* **TASK DETAILS**
Examine each line of the data. Copy those that contain the string "которого".

* **SUPPLIED MATERIAL**
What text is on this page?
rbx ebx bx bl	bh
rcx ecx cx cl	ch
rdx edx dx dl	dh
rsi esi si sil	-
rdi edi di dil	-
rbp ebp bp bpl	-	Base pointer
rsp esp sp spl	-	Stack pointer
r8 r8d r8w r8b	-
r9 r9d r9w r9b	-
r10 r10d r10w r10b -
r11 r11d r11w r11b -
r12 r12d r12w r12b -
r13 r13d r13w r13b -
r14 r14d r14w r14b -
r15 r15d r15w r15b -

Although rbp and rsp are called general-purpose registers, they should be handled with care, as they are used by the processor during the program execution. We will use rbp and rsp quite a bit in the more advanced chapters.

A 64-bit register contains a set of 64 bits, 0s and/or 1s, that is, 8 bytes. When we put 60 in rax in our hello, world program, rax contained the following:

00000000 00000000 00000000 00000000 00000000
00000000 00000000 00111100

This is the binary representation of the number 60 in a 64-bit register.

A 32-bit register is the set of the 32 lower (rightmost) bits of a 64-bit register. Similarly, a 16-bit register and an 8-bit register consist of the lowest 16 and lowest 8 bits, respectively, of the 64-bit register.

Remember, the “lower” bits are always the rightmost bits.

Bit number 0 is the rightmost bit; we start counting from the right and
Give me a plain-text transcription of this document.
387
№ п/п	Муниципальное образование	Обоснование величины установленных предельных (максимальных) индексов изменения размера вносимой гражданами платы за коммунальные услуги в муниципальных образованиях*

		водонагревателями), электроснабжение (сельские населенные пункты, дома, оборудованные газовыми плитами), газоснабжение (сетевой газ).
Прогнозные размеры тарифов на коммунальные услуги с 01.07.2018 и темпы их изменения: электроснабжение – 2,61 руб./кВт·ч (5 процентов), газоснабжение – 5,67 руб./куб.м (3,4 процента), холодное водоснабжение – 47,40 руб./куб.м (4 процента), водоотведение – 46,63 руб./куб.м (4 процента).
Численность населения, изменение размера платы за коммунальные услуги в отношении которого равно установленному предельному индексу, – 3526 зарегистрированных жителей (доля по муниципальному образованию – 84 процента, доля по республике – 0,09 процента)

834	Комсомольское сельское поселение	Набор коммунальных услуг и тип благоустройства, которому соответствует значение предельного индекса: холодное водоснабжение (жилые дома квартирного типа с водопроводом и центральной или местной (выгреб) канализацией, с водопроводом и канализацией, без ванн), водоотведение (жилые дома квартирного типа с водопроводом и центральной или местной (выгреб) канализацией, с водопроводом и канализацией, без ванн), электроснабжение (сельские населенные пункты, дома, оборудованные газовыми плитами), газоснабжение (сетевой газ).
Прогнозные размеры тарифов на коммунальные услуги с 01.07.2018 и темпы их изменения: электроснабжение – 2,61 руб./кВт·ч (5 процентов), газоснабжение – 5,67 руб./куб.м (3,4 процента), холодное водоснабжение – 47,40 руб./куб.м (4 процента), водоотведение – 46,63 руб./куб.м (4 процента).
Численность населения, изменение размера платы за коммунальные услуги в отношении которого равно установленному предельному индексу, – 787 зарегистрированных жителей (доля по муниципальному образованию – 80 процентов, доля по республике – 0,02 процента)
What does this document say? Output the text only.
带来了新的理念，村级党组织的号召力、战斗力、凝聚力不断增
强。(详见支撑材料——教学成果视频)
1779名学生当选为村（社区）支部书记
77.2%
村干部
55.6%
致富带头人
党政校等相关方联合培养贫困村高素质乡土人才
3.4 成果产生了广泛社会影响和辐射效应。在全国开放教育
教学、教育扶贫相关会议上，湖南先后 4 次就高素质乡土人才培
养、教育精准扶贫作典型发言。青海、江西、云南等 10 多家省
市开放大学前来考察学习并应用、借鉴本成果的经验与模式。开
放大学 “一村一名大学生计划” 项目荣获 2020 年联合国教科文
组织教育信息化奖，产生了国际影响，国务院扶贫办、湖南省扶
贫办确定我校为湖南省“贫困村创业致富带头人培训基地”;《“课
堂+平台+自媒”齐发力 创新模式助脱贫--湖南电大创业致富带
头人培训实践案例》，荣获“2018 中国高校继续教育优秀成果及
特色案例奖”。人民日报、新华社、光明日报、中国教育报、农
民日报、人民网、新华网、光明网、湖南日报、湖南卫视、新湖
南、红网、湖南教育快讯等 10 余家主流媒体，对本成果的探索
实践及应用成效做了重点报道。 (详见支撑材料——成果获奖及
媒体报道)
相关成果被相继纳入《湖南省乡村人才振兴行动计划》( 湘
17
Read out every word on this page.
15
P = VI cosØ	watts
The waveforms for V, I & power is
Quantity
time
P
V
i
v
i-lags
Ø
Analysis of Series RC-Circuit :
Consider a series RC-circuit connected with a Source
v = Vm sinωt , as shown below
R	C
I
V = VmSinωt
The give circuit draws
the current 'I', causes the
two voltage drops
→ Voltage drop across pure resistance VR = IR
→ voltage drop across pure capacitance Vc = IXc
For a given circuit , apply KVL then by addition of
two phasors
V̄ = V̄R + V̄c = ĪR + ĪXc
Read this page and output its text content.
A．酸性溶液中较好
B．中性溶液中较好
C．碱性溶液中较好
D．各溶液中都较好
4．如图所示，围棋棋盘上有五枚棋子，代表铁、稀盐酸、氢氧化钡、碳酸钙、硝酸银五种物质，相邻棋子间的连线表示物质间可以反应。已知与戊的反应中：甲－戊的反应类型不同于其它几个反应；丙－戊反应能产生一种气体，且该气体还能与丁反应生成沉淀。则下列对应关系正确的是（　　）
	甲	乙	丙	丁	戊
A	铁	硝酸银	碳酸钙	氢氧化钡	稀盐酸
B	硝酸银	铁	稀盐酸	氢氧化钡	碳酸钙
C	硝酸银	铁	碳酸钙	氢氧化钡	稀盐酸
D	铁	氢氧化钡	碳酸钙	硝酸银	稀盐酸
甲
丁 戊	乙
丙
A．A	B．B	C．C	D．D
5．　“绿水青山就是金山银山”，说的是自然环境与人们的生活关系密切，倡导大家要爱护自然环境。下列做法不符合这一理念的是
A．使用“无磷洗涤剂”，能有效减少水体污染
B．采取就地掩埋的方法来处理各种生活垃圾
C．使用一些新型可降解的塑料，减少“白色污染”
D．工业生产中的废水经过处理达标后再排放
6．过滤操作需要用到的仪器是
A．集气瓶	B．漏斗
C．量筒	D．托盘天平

* **ANSWER TO THIS PROBLEM**
Численность населения, изменение размера платы за коммунальные услуги в отношении которого равно установленному предельному индексу, – 3526 зарегистрированных жителей (доля по муниципальному образованию – 84 процента, доля по республике – 0,09 процента)
Численность населения, изменение размера платы за коммунальные услуги в отношении которого равно установленному предельному индексу, – 787 зарегистрированных жителей (доля по муниципальному образованию – 80 процентов, доля по республике – 0,02 процента)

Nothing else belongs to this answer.